Your objective: Keep only those lines of the records that include the string "seatd".

Data to use:

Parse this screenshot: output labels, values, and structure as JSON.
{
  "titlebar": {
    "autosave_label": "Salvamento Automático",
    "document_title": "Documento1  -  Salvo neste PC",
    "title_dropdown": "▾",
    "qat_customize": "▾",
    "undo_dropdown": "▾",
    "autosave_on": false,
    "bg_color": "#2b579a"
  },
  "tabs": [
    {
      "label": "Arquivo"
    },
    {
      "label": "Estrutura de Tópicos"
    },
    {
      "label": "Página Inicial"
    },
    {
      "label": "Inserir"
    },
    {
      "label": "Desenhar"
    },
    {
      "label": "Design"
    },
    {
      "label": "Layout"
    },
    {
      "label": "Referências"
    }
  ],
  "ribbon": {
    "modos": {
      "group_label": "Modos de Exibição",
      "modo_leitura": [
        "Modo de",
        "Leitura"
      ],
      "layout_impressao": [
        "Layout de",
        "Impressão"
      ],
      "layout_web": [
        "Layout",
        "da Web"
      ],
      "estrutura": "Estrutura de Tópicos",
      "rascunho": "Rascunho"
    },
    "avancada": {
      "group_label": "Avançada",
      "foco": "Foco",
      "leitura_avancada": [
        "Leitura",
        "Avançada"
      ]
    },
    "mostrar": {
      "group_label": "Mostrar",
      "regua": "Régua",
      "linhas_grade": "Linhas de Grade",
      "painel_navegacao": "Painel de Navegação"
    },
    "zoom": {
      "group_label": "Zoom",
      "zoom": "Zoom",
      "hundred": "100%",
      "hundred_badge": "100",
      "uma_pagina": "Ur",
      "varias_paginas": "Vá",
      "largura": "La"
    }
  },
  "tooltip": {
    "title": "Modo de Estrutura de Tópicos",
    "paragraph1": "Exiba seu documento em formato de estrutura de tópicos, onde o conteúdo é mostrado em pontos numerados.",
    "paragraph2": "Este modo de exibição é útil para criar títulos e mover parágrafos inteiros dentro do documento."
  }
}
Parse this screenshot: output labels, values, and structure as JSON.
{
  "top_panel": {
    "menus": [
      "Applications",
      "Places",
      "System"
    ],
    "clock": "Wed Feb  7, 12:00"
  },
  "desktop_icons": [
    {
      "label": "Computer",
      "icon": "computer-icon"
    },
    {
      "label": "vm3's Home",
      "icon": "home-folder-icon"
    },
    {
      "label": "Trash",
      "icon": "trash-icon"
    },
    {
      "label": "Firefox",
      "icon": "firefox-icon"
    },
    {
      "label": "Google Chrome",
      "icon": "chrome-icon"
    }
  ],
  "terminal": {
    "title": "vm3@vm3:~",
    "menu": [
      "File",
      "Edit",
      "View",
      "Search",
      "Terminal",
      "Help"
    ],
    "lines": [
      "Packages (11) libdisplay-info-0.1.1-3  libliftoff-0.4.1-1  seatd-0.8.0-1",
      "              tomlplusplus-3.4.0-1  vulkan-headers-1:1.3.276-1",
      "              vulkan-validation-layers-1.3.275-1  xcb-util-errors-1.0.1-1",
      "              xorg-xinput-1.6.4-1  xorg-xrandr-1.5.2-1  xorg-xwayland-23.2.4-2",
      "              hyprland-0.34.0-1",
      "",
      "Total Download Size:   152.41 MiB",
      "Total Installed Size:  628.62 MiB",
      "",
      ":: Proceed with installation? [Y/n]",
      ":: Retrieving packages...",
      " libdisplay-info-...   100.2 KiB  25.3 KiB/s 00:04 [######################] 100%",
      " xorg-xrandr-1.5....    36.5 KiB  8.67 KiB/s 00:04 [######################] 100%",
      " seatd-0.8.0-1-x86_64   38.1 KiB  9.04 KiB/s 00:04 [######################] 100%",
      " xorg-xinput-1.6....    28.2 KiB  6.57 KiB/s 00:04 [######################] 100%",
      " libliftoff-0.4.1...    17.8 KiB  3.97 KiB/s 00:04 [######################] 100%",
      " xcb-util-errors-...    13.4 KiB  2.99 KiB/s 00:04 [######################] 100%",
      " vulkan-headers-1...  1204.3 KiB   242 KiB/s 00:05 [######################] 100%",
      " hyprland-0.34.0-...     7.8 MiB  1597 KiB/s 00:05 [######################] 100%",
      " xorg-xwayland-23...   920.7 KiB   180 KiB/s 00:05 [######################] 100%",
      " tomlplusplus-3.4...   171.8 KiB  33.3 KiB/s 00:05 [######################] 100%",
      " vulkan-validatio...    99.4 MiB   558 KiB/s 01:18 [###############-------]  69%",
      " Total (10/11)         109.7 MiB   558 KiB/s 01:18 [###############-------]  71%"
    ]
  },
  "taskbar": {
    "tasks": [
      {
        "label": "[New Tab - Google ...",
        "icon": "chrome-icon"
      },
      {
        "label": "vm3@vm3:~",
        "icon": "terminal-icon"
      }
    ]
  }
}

Response to the task:
      "Packages (11) libdisplay-info-0.1.1-3  libliftoff-0.4.1-1  seatd-0.8.0-1",
      " seatd-0.8.0-1-x86_64   38.1 KiB  9.04 KiB/s 00:04 [######################] 100%",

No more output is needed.